Problem details
Below, find each line holding "series" and state how many there are, using the number alone.

· · · · · · ·

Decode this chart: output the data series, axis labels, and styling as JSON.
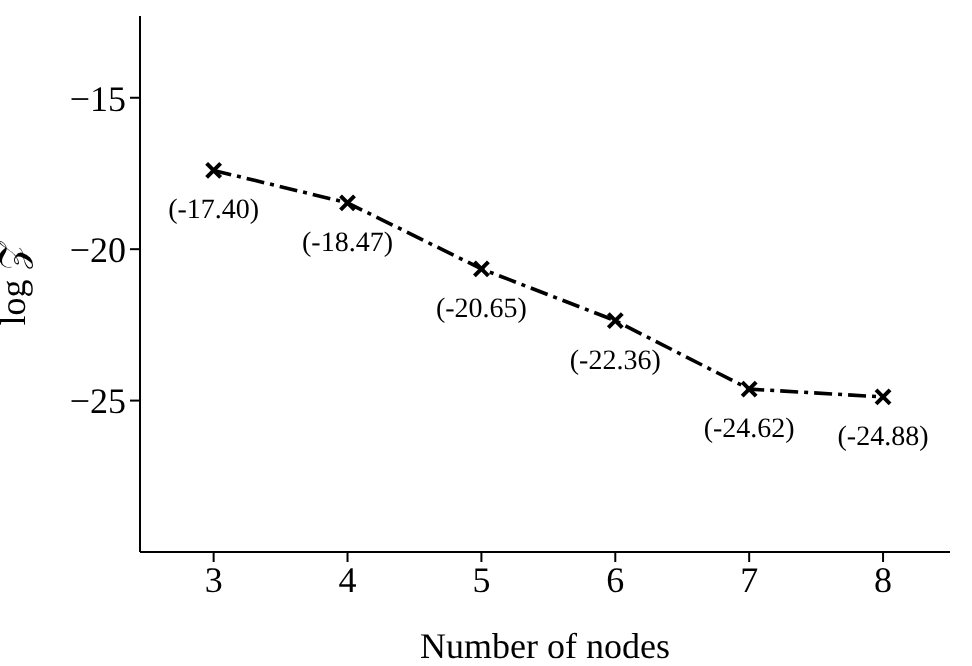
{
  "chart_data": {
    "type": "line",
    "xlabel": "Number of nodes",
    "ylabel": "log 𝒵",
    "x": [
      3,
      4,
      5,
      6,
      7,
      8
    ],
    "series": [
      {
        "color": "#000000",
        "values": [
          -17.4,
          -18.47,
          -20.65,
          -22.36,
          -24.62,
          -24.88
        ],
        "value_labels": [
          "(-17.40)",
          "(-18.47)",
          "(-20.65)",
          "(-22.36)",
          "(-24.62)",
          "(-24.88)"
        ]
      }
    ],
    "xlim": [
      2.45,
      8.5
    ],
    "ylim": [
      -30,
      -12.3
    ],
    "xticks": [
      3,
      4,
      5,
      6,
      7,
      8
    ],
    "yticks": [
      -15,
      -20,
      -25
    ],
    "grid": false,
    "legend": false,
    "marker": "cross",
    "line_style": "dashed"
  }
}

· · · · · · ·

In response
2